Work through the data line by line, gathering every line that has the word "each".

----

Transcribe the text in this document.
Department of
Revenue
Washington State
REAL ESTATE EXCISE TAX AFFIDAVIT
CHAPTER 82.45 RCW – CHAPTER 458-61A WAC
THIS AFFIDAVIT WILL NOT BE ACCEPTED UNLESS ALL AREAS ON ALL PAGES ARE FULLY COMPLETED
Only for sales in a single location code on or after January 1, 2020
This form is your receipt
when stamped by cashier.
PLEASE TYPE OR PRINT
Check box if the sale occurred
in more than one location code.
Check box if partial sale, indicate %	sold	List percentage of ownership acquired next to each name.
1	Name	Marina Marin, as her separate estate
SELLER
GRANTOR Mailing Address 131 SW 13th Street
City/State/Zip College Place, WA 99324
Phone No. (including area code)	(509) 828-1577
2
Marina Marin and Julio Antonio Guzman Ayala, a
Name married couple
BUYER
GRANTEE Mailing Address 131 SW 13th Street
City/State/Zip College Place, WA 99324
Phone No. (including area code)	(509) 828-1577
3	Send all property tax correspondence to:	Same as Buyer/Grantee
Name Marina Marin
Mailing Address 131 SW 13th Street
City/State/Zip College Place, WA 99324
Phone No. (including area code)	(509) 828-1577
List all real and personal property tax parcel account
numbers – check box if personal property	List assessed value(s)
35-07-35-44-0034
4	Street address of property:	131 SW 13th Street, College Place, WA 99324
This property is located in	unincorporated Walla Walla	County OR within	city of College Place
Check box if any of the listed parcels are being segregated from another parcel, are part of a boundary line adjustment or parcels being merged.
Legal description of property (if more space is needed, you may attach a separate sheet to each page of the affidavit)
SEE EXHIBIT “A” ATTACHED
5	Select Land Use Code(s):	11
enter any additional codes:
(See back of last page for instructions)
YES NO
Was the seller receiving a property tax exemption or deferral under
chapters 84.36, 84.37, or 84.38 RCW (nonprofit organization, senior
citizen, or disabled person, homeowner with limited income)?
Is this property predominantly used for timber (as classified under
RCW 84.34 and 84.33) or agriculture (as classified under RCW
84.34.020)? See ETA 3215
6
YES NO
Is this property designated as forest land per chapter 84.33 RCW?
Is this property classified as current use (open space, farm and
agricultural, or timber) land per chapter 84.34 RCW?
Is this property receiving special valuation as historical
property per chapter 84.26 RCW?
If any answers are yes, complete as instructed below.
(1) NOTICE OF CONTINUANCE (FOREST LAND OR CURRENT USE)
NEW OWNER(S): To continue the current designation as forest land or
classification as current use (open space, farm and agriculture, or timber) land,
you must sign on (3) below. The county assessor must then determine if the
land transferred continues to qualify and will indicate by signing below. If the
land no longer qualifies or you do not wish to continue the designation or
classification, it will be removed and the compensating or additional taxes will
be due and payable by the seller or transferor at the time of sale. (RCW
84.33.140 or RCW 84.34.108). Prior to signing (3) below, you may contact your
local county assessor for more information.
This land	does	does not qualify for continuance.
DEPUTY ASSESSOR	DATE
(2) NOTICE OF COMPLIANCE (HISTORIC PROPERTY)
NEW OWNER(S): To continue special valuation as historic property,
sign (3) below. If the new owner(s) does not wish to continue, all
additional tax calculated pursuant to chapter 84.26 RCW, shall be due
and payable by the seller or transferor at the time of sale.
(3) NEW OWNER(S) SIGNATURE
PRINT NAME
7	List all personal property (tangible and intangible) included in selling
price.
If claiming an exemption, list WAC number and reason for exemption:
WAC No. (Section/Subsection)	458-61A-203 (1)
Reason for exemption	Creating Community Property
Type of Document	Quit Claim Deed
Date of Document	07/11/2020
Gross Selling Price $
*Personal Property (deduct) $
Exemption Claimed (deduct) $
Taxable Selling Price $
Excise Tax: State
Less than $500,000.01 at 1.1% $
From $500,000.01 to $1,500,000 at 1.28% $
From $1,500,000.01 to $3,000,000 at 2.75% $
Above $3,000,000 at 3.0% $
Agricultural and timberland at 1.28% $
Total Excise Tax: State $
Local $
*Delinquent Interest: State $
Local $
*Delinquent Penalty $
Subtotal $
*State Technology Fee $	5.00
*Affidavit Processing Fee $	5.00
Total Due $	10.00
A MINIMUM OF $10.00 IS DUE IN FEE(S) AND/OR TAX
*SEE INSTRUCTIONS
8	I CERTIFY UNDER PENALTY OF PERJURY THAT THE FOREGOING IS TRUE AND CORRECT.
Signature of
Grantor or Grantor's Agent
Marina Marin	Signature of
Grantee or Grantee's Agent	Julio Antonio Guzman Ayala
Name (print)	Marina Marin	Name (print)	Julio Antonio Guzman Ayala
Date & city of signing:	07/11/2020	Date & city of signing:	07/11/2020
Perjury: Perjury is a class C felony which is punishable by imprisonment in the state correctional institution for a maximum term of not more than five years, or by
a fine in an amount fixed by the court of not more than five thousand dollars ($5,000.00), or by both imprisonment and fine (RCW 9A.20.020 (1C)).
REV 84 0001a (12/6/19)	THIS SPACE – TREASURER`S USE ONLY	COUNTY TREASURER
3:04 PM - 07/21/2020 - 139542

----

■ Reply to the task ■
Check box if partial sale, indicate %	sold	List percentage of ownership acquired next to each name.
Legal description of property (if more space is needed, you may attach a separate sheet to each page of the affidavit)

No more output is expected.